• _Directive_
Only a number is wanted. Count the lines holding the string "Total".

Supplied data start

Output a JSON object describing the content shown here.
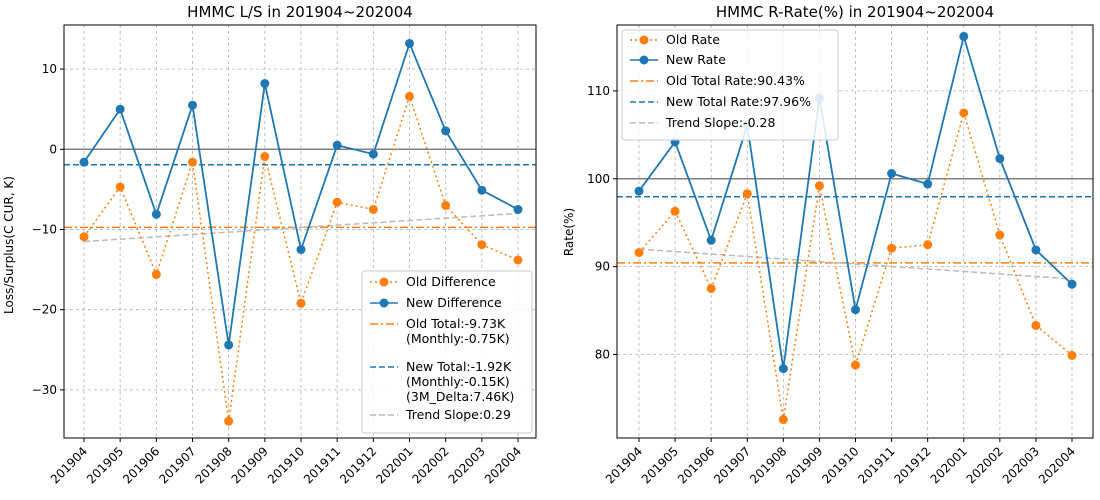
{
  "chart_data": [
    {
      "type": "line",
      "title": "HMMC L/S in 201904~202004",
      "xlabel": "",
      "ylabel": "Loss/Surplus(C CUR, K)",
      "categories": [
        "201904",
        "201905",
        "201906",
        "201907",
        "201908",
        "201909",
        "201910",
        "201911",
        "201912",
        "202001",
        "202002",
        "202003",
        "202004"
      ],
      "ylim": [
        -36,
        15.5
      ],
      "yticks": [
        10,
        0,
        -10,
        -20,
        -30
      ],
      "ytick_labels": [
        "10",
        "0",
        "−10",
        "−20",
        "−30"
      ],
      "grid": true,
      "legend_position": "bottom-right",
      "series": [
        {
          "name": "Old Difference",
          "style": "dotted",
          "marker": "circle",
          "color": "#ff7f0e",
          "values": [
            -10.9,
            -4.7,
            -15.6,
            -1.6,
            -33.9,
            -0.9,
            -19.2,
            -6.6,
            -7.5,
            6.6,
            -7.0,
            -11.9,
            -13.8
          ]
        },
        {
          "name": "New Difference",
          "style": "solid",
          "marker": "circle",
          "color": "#1f77b4",
          "values": [
            -1.6,
            5.0,
            -8.1,
            5.5,
            -24.4,
            8.2,
            -12.5,
            0.5,
            -0.6,
            13.2,
            2.3,
            -5.1,
            -7.5
          ]
        }
      ],
      "reference_lines": [
        {
          "name": "Old Total:-9.73K\n(Monthly:-0.75K)",
          "value": -9.73,
          "style": "dashdot",
          "color": "#ff7f0e"
        },
        {
          "name": "New Total:-1.92K\n(Monthly:-0.15K)\n(3M_Delta:7.46K)",
          "value": -1.92,
          "style": "dashed",
          "color": "#1f77b4"
        },
        {
          "name": "",
          "value": 0,
          "style": "solid",
          "color": "#808080"
        }
      ],
      "trend": {
        "name": "Trend Slope:0.29",
        "start": -11.5,
        "end": -8.0,
        "style": "dashed",
        "color": "#bbbbbb"
      }
    },
    {
      "type": "line",
      "title": "HMMC R-Rate(%) in 201904~202004",
      "xlabel": "",
      "ylabel": "Rate(%)",
      "categories": [
        "201904",
        "201905",
        "201906",
        "201907",
        "201908",
        "201909",
        "201910",
        "201911",
        "201912",
        "202001",
        "202002",
        "202003",
        "202004"
      ],
      "ylim": [
        70.5,
        117.5
      ],
      "yticks": [
        110,
        100,
        90,
        80
      ],
      "ytick_labels": [
        "110",
        "100",
        "90",
        "80"
      ],
      "grid": true,
      "legend_position": "top-left",
      "series": [
        {
          "name": "Old Rate",
          "style": "dotted",
          "marker": "circle",
          "color": "#ff7f0e",
          "values": [
            91.6,
            96.3,
            87.5,
            98.3,
            72.6,
            99.2,
            78.8,
            92.1,
            92.5,
            107.5,
            93.6,
            83.3,
            79.9
          ]
        },
        {
          "name": "New Rate",
          "style": "solid",
          "marker": "circle",
          "color": "#1f77b4",
          "values": [
            98.6,
            104.2,
            93.0,
            106.1,
            78.4,
            109.2,
            85.1,
            100.6,
            99.4,
            116.2,
            102.3,
            91.9,
            88.0
          ]
        }
      ],
      "reference_lines": [
        {
          "name": "Old Total Rate:90.43%",
          "value": 90.43,
          "style": "dashdot",
          "color": "#ff7f0e"
        },
        {
          "name": "New Total Rate:97.96%",
          "value": 97.96,
          "style": "dashed",
          "color": "#1f77b4"
        },
        {
          "name": "",
          "value": 100,
          "style": "solid",
          "color": "#808080"
        }
      ],
      "trend": {
        "name": "Trend Slope:-0.28",
        "start": 92.0,
        "end": 88.6,
        "style": "dashed",
        "color": "#bbbbbb"
      }
    }
  ]
}
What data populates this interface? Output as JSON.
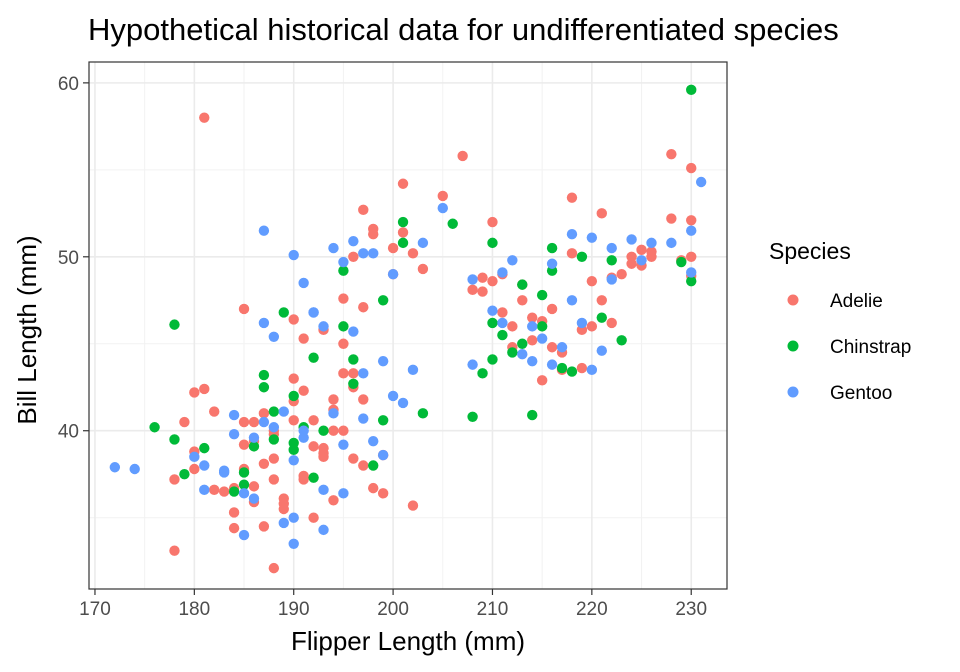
{
  "chart_data": {
    "type": "scatter",
    "title": "Hypothetical historical data for undifferentiated species",
    "xlabel": "Flipper Length (mm)",
    "ylabel": "Bill Length (mm)",
    "xlim": [
      169.4,
      233.6
    ],
    "ylim": [
      30.9,
      61.2
    ],
    "xticks": [
      170,
      180,
      190,
      200,
      210,
      220,
      230
    ],
    "yticks": [
      40,
      50,
      60
    ],
    "xtick_labels": [
      "170",
      "180",
      "190",
      "200",
      "210",
      "220",
      "230"
    ],
    "ytick_labels": [
      "40",
      "50",
      "60"
    ],
    "grid": true,
    "legend": {
      "title": "Species",
      "position": "right"
    },
    "series": [
      {
        "name": "Adelie",
        "color": "#F8766D",
        "x": [
          181,
          178,
          180,
          181,
          182,
          184,
          185,
          186,
          187,
          188,
          189,
          190,
          191,
          192,
          193,
          194,
          195,
          196,
          197,
          198,
          199,
          200,
          201,
          202,
          203,
          205,
          207,
          209,
          210,
          211,
          212,
          213,
          214,
          215,
          216,
          217,
          218,
          219,
          220,
          221,
          222,
          223,
          224,
          225,
          226,
          228,
          229,
          230,
          230,
          179,
          183,
          185,
          186,
          187,
          188,
          189,
          190,
          191,
          192,
          193,
          194,
          195,
          196,
          197,
          198,
          178,
          180,
          182,
          184,
          185,
          186,
          187,
          188,
          189,
          190,
          191,
          192,
          193,
          194,
          195,
          196,
          197,
          199,
          200,
          201,
          202,
          208,
          209,
          210,
          211,
          212,
          213,
          214,
          215,
          216,
          217,
          218,
          219,
          220,
          221,
          222,
          224,
          225,
          226,
          228,
          230,
          230,
          180,
          184,
          186,
          188,
          190,
          193,
          195,
          197,
          185,
          188,
          191,
          194,
          196,
          198
        ],
        "y": [
          58.0,
          33.1,
          38.8,
          42.4,
          41.1,
          34.4,
          47.0,
          36.8,
          38.1,
          32.1,
          35.8,
          46.4,
          37.4,
          35.0,
          45.8,
          40.0,
          47.6,
          50.0,
          52.7,
          51.3,
          38.6,
          49.0,
          54.2,
          35.7,
          49.3,
          53.5,
          55.8,
          48.0,
          52.0,
          49.0,
          46.0,
          47.5,
          46.5,
          42.9,
          47.0,
          44.5,
          53.4,
          45.8,
          46.0,
          52.5,
          48.8,
          49.0,
          50.0,
          49.5,
          50.0,
          52.2,
          49.8,
          55.1,
          52.1,
          40.5,
          36.5,
          37.8,
          39.4,
          41.0,
          40.0,
          35.5,
          43.0,
          42.3,
          40.6,
          38.7,
          41.8,
          45.0,
          42.5,
          47.1,
          51.6,
          37.2,
          42.2,
          36.6,
          36.7,
          39.2,
          35.9,
          34.5,
          37.2,
          36.1,
          41.7,
          45.3,
          39.1,
          38.5,
          36.0,
          40.0,
          43.3,
          41.8,
          36.4,
          50.5,
          51.4,
          50.2,
          48.1,
          48.8,
          48.6,
          46.8,
          44.8,
          48.4,
          45.2,
          46.3,
          44.8,
          43.5,
          50.2,
          43.6,
          48.6,
          47.5,
          46.2,
          49.6,
          50.4,
          50.3,
          55.9,
          50.0,
          48.9,
          37.8,
          35.3,
          40.5,
          38.4,
          40.6,
          39.0,
          43.3,
          38.0,
          40.5,
          39.8,
          37.2,
          41.2,
          38.4,
          36.7
        ]
      },
      {
        "name": "Chinstrap",
        "color": "#00BA38",
        "x": [
          176,
          178,
          178,
          179,
          181,
          184,
          185,
          186,
          187,
          187,
          188,
          189,
          190,
          190,
          191,
          192,
          193,
          195,
          196,
          198,
          199,
          201,
          201,
          203,
          206,
          208,
          209,
          210,
          210,
          211,
          213,
          214,
          215,
          216,
          217,
          218,
          219,
          221,
          223,
          230,
          230,
          185,
          188,
          190,
          192,
          195,
          196,
          199,
          210,
          212,
          213,
          215,
          222,
          229,
          216
        ],
        "y": [
          40.2,
          39.5,
          46.1,
          37.5,
          39.0,
          36.5,
          37.6,
          39.1,
          42.5,
          43.2,
          39.5,
          46.8,
          42.0,
          39.3,
          40.2,
          37.3,
          40.0,
          49.2,
          44.1,
          38.0,
          47.5,
          52.0,
          50.8,
          41.0,
          51.9,
          40.8,
          43.3,
          50.8,
          44.1,
          45.5,
          48.4,
          40.9,
          46.0,
          50.5,
          43.6,
          43.4,
          50.0,
          46.5,
          45.2,
          59.6,
          48.6,
          36.9,
          41.1,
          38.9,
          44.2,
          46.0,
          42.7,
          40.6,
          46.2,
          44.5,
          45.0,
          47.8,
          49.8,
          49.7,
          49.2
        ]
      },
      {
        "name": "Gentoo",
        "color": "#619CFF",
        "x": [
          172,
          174,
          181,
          183,
          184,
          185,
          186,
          187,
          187,
          188,
          189,
          190,
          190,
          191,
          192,
          193,
          194,
          195,
          196,
          197,
          198,
          199,
          200,
          202,
          205,
          208,
          210,
          211,
          212,
          213,
          214,
          215,
          216,
          217,
          218,
          219,
          220,
          221,
          222,
          224,
          225,
          226,
          228,
          230,
          231,
          181,
          184,
          186,
          188,
          190,
          191,
          193,
          195,
          197,
          180,
          183,
          185,
          187,
          190,
          192,
          194,
          196,
          198,
          200,
          189,
          191,
          193,
          195,
          197,
          199,
          201,
          203,
          208,
          211,
          214,
          216,
          218,
          220,
          222,
          230
        ],
        "y": [
          37.9,
          37.8,
          38.0,
          37.7,
          40.9,
          34.0,
          39.6,
          46.2,
          51.5,
          45.4,
          41.1,
          35.0,
          50.1,
          48.5,
          46.8,
          46.0,
          50.5,
          49.7,
          45.7,
          50.2,
          39.4,
          44.0,
          42.0,
          43.5,
          52.8,
          48.7,
          46.9,
          46.2,
          49.8,
          44.4,
          44.0,
          45.3,
          49.6,
          44.8,
          51.3,
          46.2,
          51.1,
          44.6,
          50.5,
          51.0,
          49.8,
          50.8,
          50.8,
          51.5,
          54.3,
          36.6,
          39.8,
          36.1,
          40.2,
          33.5,
          39.6,
          34.3,
          36.4,
          43.3,
          38.5,
          37.6,
          36.4,
          40.5,
          38.3,
          46.8,
          41.0,
          50.9,
          50.2,
          49.0,
          34.7,
          40.0,
          36.6,
          39.2,
          40.7,
          38.6,
          41.6,
          50.8,
          43.8,
          49.1,
          46.0,
          43.8,
          47.5,
          43.5,
          48.7,
          49.1
        ]
      }
    ]
  }
}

Supplied data end

• _Response to this task_
4